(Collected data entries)

====================

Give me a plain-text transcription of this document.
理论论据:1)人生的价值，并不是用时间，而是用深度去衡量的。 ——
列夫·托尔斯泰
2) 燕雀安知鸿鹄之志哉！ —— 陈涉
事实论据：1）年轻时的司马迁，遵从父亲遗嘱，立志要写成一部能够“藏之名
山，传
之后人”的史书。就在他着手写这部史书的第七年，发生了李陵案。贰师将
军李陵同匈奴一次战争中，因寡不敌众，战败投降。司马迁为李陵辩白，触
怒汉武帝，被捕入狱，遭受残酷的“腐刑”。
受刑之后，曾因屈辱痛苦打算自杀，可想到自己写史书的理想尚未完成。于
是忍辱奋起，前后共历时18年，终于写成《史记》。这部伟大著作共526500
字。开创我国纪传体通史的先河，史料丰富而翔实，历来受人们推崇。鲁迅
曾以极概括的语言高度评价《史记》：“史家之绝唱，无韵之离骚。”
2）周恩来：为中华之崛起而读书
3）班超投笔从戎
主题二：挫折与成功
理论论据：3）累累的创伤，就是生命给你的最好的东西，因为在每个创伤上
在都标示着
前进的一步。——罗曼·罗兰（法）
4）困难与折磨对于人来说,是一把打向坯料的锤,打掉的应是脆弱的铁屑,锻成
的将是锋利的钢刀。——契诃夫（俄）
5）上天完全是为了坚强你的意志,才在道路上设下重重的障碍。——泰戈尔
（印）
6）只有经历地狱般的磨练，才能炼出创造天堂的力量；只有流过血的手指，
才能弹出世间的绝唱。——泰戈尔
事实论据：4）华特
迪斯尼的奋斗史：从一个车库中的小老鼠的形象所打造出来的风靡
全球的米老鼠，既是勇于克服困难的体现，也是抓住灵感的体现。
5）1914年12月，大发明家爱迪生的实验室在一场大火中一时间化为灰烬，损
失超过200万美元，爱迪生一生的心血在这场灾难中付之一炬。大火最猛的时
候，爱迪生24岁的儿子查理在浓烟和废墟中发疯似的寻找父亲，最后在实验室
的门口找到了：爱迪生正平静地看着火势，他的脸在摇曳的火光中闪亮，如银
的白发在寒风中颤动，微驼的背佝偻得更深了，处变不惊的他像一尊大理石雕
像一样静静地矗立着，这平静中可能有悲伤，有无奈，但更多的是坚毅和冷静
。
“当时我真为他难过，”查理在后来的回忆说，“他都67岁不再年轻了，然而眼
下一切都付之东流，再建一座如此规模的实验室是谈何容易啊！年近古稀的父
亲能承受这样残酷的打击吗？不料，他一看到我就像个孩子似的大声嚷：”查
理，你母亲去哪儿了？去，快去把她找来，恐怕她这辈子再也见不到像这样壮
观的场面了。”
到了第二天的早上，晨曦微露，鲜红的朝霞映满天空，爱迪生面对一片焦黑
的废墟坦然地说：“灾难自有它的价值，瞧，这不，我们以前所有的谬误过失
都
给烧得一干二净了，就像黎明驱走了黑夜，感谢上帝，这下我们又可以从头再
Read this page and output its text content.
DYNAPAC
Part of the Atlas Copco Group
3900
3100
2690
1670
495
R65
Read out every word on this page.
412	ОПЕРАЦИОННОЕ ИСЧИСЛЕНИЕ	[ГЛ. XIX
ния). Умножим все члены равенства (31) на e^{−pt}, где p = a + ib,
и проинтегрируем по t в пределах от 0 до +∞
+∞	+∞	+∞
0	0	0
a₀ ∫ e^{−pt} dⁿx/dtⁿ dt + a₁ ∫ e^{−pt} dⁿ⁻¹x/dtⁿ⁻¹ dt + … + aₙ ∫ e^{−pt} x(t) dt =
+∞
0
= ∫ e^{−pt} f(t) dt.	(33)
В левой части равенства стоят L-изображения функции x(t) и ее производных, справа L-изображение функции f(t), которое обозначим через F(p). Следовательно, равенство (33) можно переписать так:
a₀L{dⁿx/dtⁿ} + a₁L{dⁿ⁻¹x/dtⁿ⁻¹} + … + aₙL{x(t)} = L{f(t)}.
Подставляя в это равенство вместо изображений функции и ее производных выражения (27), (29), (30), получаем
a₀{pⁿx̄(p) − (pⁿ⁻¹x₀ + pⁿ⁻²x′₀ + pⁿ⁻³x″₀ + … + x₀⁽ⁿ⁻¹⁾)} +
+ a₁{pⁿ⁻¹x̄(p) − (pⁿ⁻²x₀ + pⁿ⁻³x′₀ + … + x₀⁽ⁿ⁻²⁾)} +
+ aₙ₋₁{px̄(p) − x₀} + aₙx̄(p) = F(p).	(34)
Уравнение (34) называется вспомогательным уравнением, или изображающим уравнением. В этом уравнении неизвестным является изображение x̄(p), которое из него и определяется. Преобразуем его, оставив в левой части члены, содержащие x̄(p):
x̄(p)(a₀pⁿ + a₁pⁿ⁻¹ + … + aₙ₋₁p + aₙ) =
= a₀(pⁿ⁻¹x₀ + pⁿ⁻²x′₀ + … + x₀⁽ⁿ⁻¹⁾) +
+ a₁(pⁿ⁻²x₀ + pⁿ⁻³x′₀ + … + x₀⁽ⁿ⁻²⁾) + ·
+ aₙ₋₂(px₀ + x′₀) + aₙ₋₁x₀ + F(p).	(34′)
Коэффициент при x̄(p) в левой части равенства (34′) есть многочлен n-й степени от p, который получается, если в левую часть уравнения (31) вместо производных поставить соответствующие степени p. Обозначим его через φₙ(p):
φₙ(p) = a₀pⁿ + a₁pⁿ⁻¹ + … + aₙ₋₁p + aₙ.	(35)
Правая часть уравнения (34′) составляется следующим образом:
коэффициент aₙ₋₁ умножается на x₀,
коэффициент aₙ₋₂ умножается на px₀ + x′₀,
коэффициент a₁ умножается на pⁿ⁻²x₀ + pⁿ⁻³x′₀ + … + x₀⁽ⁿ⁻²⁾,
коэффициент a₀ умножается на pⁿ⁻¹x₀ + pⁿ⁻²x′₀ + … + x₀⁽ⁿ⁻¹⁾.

====================

**What to produce:** Nothing should be left out: return all of the records exactly.

**Final result:**
Give me a plain-text transcription of this document.
理论论据:1)人生的价值，并不是用时间，而是用深度去衡量的。 ——
列夫·托尔斯泰
2) 燕雀安知鸿鹄之志哉！ —— 陈涉
事实论据：1）年轻时的司马迁，遵从父亲遗嘱，立志要写成一部能够“藏之名
山，传
之后人”的史书。就在他着手写这部史书的第七年，发生了李陵案。贰师将
军李陵同匈奴一次战争中，因寡不敌众，战败投降。司马迁为李陵辩白，触
怒汉武帝，被捕入狱，遭受残酷的“腐刑”。
受刑之后，曾因屈辱痛苦打算自杀，可想到自己写史书的理想尚未完成。于
是忍辱奋起，前后共历时18年，终于写成《史记》。这部伟大著作共526500
字。开创我国纪传体通史的先河，史料丰富而翔实，历来受人们推崇。鲁迅
曾以极概括的语言高度评价《史记》：“史家之绝唱，无韵之离骚。”
2）周恩来：为中华之崛起而读书
3）班超投笔从戎
主题二：挫折与成功
理论论据：3）累累的创伤，就是生命给你的最好的东西，因为在每个创伤上
在都标示着
前进的一步。——罗曼·罗兰（法）
4）困难与折磨对于人来说,是一把打向坯料的锤,打掉的应是脆弱的铁屑,锻成
的将是锋利的钢刀。——契诃夫（俄）
5）上天完全是为了坚强你的意志,才在道路上设下重重的障碍。——泰戈尔
（印）
6）只有经历地狱般的磨练，才能炼出创造天堂的力量；只有流过血的手指，
才能弹出世间的绝唱。——泰戈尔
事实论据：4）华特
迪斯尼的奋斗史：从一个车库中的小老鼠的形象所打造出来的风靡
全球的米老鼠，既是勇于克服困难的体现，也是抓住灵感的体现。
5）1914年12月，大发明家爱迪生的实验室在一场大火中一时间化为灰烬，损
失超过200万美元，爱迪生一生的心血在这场灾难中付之一炬。大火最猛的时
候，爱迪生24岁的儿子查理在浓烟和废墟中发疯似的寻找父亲，最后在实验室
的门口找到了：爱迪生正平静地看着火势，他的脸在摇曳的火光中闪亮，如银
的白发在寒风中颤动，微驼的背佝偻得更深了，处变不惊的他像一尊大理石雕
像一样静静地矗立着，这平静中可能有悲伤，有无奈，但更多的是坚毅和冷静
。
“当时我真为他难过，”查理在后来的回忆说，“他都67岁不再年轻了，然而眼
下一切都付之东流，再建一座如此规模的实验室是谈何容易啊！年近古稀的父
亲能承受这样残酷的打击吗？不料，他一看到我就像个孩子似的大声嚷：”查
理，你母亲去哪儿了？去，快去把她找来，恐怕她这辈子再也见不到像这样壮
观的场面了。”
到了第二天的早上，晨曦微露，鲜红的朝霞映满天空，爱迪生面对一片焦黑
的废墟坦然地说：“灾难自有它的价值，瞧，这不，我们以前所有的谬误过失
都
给烧得一干二净了，就像黎明驱走了黑夜，感谢上帝，这下我们又可以从头再
Read this page and output its text content.
DYNAPAC
Part of the Atlas Copco Group
3900
3100
2690
1670
495
R65
Read out every word on this page.
412	ОПЕРАЦИОННОЕ ИСЧИСЛЕНИЕ	[ГЛ. XIX
ния). Умножим все члены равенства (31) на e^{−pt}, где p = a + ib,
и проинтегрируем по t в пределах от 0 до +∞
+∞	+∞	+∞
0	0	0
a₀ ∫ e^{−pt} dⁿx/dtⁿ dt + a₁ ∫ e^{−pt} dⁿ⁻¹x/dtⁿ⁻¹ dt + … + aₙ ∫ e^{−pt} x(t) dt =
+∞
0
= ∫ e^{−pt} f(t) dt.	(33)
В левой части равенства стоят L-изображения функции x(t) и ее производных, справа L-изображение функции f(t), которое обозначим через F(p). Следовательно, равенство (33) можно переписать так:
a₀L{dⁿx/dtⁿ} + a₁L{dⁿ⁻¹x/dtⁿ⁻¹} + … + aₙL{x(t)} = L{f(t)}.
Подставляя в это равенство вместо изображений функции и ее производных выражения (27), (29), (30), получаем
a₀{pⁿx̄(p) − (pⁿ⁻¹x₀ + pⁿ⁻²x′₀ + pⁿ⁻³x″₀ + … + x₀⁽ⁿ⁻¹⁾)} +
+ a₁{pⁿ⁻¹x̄(p) − (pⁿ⁻²x₀ + pⁿ⁻³x′₀ + … + x₀⁽ⁿ⁻²⁾)} +
+ aₙ₋₁{px̄(p) − x₀} + aₙx̄(p) = F(p).	(34)
Уравнение (34) называется вспомогательным уравнением, или изображающим уравнением. В этом уравнении неизвестным является изображение x̄(p), которое из него и определяется. Преобразуем его, оставив в левой части члены, содержащие x̄(p):
x̄(p)(a₀pⁿ + a₁pⁿ⁻¹ + … + aₙ₋₁p + aₙ) =
= a₀(pⁿ⁻¹x₀ + pⁿ⁻²x′₀ + … + x₀⁽ⁿ⁻¹⁾) +
+ a₁(pⁿ⁻²x₀ + pⁿ⁻³x′₀ + … + x₀⁽ⁿ⁻²⁾) + ·
+ aₙ₋₂(px₀ + x′₀) + aₙ₋₁x₀ + F(p).	(34′)
Коэффициент при x̄(p) в левой части равенства (34′) есть многочлен n-й степени от p, который получается, если в левую часть уравнения (31) вместо производных поставить соответствующие степени p. Обозначим его через φₙ(p):
φₙ(p) = a₀pⁿ + a₁pⁿ⁻¹ + … + aₙ₋₁p + aₙ.	(35)
Правая часть уравнения (34′) составляется следующим образом:
коэффициент aₙ₋₁ умножается на x₀,
коэффициент aₙ₋₂ умножается на px₀ + x′₀,
коэффициент a₁ умножается на pⁿ⁻²x₀ + pⁿ⁻³x′₀ + … + x₀⁽ⁿ⁻²⁾,
коэффициент a₀ умножается на pⁿ⁻¹x₀ + pⁿ⁻²x′₀ + … + x₀⁽ⁿ⁻¹⁾.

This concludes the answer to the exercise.